▸ Stated problem
Reproduce the records below exactly as they appear, omitting any pictures they contain.

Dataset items
____
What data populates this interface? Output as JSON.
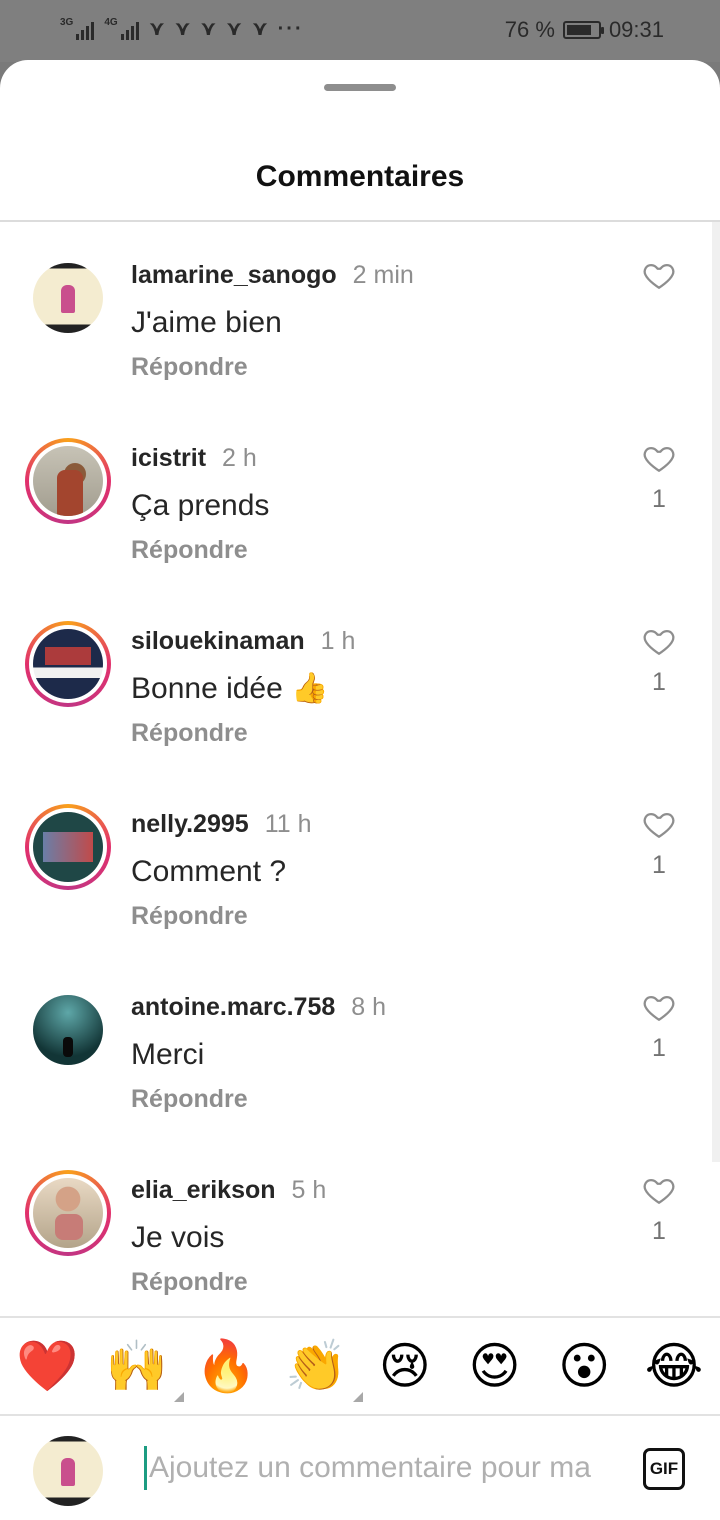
{
  "status_bar": {
    "signal_1_label": "3G",
    "signal_2_label": "4G",
    "battery_percent_text": "76 %",
    "time": "09:31",
    "notif_icons": "⋎ ⋎ ⋎ ⋎ ⋎ ···"
  },
  "sheet": {
    "title": "Commentaires"
  },
  "comments": [
    {
      "username": "lamarine_sanogo",
      "time": "2 min",
      "text": "J'aime bien",
      "reply_label": "Répondre",
      "like_count": "",
      "has_story": false
    },
    {
      "username": "icistrit",
      "time": "2 h",
      "text": "Ça prends",
      "reply_label": "Répondre",
      "like_count": "1",
      "has_story": true
    },
    {
      "username": "silouekinaman",
      "time": "1 h",
      "text": "Bonne idée 👍",
      "reply_label": "Répondre",
      "like_count": "1",
      "has_story": true
    },
    {
      "username": "nelly.2995",
      "time": "11 h",
      "text": "Comment ?",
      "reply_label": "Répondre",
      "like_count": "1",
      "has_story": true
    },
    {
      "username": "antoine.marc.758",
      "time": "8 h",
      "text": "Merci",
      "reply_label": "Répondre",
      "like_count": "1",
      "has_story": false
    },
    {
      "username": "elia_erikson",
      "time": "5 h",
      "text": "Je vois",
      "reply_label": "Répondre",
      "like_count": "1",
      "has_story": true
    }
  ],
  "emoji_bar": [
    "❤️",
    "🙌",
    "🔥",
    "👏",
    "😢",
    "😍",
    "😮",
    "😂"
  ],
  "composer": {
    "placeholder": "Ajoutez un commentaire pour ma",
    "value": "",
    "gif_label": "GIF"
  },
  "colors": {
    "story_ring": "#e1306c",
    "text_primary": "#262626",
    "text_secondary": "#8e8e8e",
    "cursor": "#1c9c82"
  }
}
____
▸ Correct result
What data populates this interface? Output as JSON.
{
  "status_bar": {
    "signal_1_label": "3G",
    "signal_2_label": "4G",
    "battery_percent_text": "76 %",
    "time": "09:31",
    "notif_icons": "⋎ ⋎ ⋎ ⋎ ⋎ ···"
  },
  "sheet": {
    "title": "Commentaires"
  },
  "comments": [
    {
      "username": "lamarine_sanogo",
      "time": "2 min",
      "text": "J'aime bien",
      "reply_label": "Répondre",
      "like_count": "",
      "has_story": false
    },
    {
      "username": "icistrit",
      "time": "2 h",
      "text": "Ça prends",
      "reply_label": "Répondre",
      "like_count": "1",
      "has_story": true
    },
    {
      "username": "silouekinaman",
      "time": "1 h",
      "text": "Bonne idée 👍",
      "reply_label": "Répondre",
      "like_count": "1",
      "has_story": true
    },
    {
      "username": "nelly.2995",
      "time": "11 h",
      "text": "Comment ?",
      "reply_label": "Répondre",
      "like_count": "1",
      "has_story": true
    },
    {
      "username": "antoine.marc.758",
      "time": "8 h",
      "text": "Merci",
      "reply_label": "Répondre",
      "like_count": "1",
      "has_story": false
    },
    {
      "username": "elia_erikson",
      "time": "5 h",
      "text": "Je vois",
      "reply_label": "Répondre",
      "like_count": "1",
      "has_story": true
    }
  ],
  "emoji_bar": [
    "❤️",
    "🙌",
    "🔥",
    "👏",
    "😢",
    "😍",
    "😮",
    "😂"
  ],
  "composer": {
    "placeholder": "Ajoutez un commentaire pour ma",
    "value": "",
    "gif_label": "GIF"
  },
  "colors": {
    "story_ring": "#e1306c",
    "text_primary": "#262626",
    "text_secondary": "#8e8e8e",
    "cursor": "#1c9c82"
  }
}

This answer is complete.